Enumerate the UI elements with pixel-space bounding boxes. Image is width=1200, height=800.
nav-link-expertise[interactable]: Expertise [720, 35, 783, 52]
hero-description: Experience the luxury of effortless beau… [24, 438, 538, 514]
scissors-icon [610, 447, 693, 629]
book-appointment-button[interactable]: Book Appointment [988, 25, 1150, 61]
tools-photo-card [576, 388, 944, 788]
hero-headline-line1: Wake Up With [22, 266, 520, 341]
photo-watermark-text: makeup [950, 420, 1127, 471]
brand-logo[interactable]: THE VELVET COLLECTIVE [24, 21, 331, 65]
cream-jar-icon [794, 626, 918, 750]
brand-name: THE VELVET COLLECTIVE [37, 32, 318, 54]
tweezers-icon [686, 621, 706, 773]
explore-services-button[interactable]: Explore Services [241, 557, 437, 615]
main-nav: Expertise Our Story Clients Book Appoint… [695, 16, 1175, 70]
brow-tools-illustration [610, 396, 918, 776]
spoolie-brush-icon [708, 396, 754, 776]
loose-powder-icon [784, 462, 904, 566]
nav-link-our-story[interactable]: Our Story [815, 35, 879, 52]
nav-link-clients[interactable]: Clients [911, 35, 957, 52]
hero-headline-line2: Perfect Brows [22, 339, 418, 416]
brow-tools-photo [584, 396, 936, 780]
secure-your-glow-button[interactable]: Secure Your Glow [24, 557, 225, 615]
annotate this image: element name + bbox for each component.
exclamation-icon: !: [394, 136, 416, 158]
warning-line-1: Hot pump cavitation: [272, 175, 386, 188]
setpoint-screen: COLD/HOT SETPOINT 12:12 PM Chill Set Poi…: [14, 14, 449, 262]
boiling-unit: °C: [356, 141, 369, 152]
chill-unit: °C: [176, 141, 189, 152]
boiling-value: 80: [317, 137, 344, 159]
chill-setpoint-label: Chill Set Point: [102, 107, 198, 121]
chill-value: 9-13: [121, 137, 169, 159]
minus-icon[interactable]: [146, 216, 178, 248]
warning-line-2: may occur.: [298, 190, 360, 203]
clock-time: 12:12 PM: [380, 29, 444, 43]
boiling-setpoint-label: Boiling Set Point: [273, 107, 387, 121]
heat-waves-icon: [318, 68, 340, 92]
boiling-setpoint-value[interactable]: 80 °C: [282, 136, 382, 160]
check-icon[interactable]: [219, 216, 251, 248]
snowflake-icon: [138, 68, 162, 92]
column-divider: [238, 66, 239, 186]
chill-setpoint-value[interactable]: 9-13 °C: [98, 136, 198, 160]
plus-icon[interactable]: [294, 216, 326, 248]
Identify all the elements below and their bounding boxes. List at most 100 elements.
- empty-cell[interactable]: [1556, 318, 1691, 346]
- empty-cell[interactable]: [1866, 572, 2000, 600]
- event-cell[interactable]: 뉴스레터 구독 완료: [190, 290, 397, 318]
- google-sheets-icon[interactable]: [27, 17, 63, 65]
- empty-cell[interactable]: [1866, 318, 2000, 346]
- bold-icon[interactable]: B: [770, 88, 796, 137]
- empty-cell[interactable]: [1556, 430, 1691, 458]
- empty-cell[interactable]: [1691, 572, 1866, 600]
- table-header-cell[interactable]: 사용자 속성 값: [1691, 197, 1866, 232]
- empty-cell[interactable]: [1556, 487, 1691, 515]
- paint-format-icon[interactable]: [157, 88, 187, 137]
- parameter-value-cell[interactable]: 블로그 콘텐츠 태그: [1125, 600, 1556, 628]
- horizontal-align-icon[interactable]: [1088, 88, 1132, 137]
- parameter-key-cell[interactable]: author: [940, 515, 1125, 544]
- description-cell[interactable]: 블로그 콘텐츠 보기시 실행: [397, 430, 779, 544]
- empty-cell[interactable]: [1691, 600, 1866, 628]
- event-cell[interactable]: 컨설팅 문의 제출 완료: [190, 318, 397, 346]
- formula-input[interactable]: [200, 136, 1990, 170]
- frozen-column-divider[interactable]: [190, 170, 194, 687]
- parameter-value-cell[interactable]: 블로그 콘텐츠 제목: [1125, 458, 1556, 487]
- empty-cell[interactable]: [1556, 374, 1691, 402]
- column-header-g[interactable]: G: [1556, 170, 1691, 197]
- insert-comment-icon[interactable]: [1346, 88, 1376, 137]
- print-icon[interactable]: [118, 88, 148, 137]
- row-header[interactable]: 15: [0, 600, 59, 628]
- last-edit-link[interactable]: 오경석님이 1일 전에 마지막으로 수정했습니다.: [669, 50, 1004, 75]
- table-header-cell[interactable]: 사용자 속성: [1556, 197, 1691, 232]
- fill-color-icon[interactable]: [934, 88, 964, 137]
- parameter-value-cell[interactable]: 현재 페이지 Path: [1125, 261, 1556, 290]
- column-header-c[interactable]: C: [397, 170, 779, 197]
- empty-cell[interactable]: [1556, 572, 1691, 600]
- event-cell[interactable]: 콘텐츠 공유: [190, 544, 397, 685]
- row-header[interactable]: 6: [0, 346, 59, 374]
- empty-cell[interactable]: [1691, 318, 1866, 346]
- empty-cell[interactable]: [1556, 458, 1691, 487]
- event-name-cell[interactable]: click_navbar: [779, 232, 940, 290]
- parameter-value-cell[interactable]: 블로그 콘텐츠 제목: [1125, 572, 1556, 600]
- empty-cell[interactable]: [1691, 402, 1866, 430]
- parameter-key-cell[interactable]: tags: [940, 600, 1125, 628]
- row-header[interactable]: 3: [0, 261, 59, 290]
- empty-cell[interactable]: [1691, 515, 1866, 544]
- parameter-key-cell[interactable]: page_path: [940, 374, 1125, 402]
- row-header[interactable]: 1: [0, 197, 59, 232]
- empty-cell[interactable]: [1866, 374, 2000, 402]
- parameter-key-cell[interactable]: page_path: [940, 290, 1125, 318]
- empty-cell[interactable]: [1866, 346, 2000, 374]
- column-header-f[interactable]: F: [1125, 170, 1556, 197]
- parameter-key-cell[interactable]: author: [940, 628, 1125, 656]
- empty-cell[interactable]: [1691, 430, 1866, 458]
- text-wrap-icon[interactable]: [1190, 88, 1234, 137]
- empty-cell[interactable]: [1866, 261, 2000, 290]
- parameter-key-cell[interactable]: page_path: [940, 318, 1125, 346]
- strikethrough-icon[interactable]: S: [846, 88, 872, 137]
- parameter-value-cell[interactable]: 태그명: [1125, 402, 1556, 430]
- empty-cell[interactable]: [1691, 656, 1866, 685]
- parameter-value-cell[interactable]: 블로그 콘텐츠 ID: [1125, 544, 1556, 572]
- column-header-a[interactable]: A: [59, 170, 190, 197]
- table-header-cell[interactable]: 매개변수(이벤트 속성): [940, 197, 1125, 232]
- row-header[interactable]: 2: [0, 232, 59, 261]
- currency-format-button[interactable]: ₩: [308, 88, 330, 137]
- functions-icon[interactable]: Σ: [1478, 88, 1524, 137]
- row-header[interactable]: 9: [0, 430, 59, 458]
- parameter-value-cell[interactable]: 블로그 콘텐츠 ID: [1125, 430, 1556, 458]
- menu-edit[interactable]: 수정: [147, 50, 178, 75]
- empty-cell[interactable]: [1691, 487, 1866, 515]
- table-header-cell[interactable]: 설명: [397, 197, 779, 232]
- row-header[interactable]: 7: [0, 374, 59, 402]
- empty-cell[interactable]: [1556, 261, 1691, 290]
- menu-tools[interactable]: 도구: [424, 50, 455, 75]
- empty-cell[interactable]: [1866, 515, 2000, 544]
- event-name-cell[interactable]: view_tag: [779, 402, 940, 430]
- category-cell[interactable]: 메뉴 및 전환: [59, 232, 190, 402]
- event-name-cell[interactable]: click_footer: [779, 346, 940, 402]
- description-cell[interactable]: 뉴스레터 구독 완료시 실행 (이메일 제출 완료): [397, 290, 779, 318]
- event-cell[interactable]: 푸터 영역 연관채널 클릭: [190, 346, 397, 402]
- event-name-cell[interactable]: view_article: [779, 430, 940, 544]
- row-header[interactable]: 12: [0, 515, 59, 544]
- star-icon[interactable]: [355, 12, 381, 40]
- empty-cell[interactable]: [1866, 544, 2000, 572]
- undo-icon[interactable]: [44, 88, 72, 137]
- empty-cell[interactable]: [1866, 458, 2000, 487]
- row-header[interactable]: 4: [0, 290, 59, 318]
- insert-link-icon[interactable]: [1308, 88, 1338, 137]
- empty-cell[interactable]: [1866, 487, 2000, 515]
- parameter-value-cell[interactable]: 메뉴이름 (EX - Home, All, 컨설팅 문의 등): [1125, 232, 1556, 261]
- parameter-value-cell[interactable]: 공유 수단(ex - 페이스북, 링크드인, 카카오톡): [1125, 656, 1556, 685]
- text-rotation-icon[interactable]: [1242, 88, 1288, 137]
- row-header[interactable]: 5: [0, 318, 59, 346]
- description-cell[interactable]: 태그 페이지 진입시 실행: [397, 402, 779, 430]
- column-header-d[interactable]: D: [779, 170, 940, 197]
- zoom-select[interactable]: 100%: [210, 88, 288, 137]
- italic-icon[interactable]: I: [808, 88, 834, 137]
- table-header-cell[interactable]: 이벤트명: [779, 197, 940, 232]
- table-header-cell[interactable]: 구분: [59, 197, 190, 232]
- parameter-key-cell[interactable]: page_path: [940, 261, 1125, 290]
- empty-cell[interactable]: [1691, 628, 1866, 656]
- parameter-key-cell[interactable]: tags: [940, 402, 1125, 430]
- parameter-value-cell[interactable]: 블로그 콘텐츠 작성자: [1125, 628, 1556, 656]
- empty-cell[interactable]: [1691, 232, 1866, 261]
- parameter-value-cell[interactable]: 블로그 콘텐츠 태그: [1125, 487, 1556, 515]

────────────────────────────────────────

■ **SHORT PROBLEM**:
Please rewrite the lines from the start of the material through the line containing "explore-services-button[interactable]: Explore Services", both included, as a JSON list of strings with one string per line and blank lines left out.

■ **THE RESULT**:
[
  "Enumerate the UI elements with pixel-space bounding boxes. Image is width=1200, height=800.",
  "nav-link-expertise[interactable]: Expertise [720, 35, 783, 52]",
  "hero-description: Experience the luxury of effortless beau… [24, 438, 538, 514]",
  "scissors-icon [610, 447, 693, 629]",
  "book-appointment-button[interactable]: Book Appointment [988, 25, 1150, 61]",
  "tools-photo-card [576, 388, 944, 788]",
  "hero-headline-line1: Wake Up With [22, 266, 520, 341]",
  "photo-watermark-text: makeup [950, 420, 1127, 471]",
  "brand-logo[interactable]: THE VELVET COLLECTIVE [24, 21, 331, 65]",
  "cream-jar-icon [794, 626, 918, 750]",
  "brand-name: THE VELVET COLLECTIVE [37, 32, 318, 54]",
  "tweezers-icon [686, 621, 706, 773]",
  "explore-services-button[interactable]: Explore Services [241, 557, 437, 615]"
]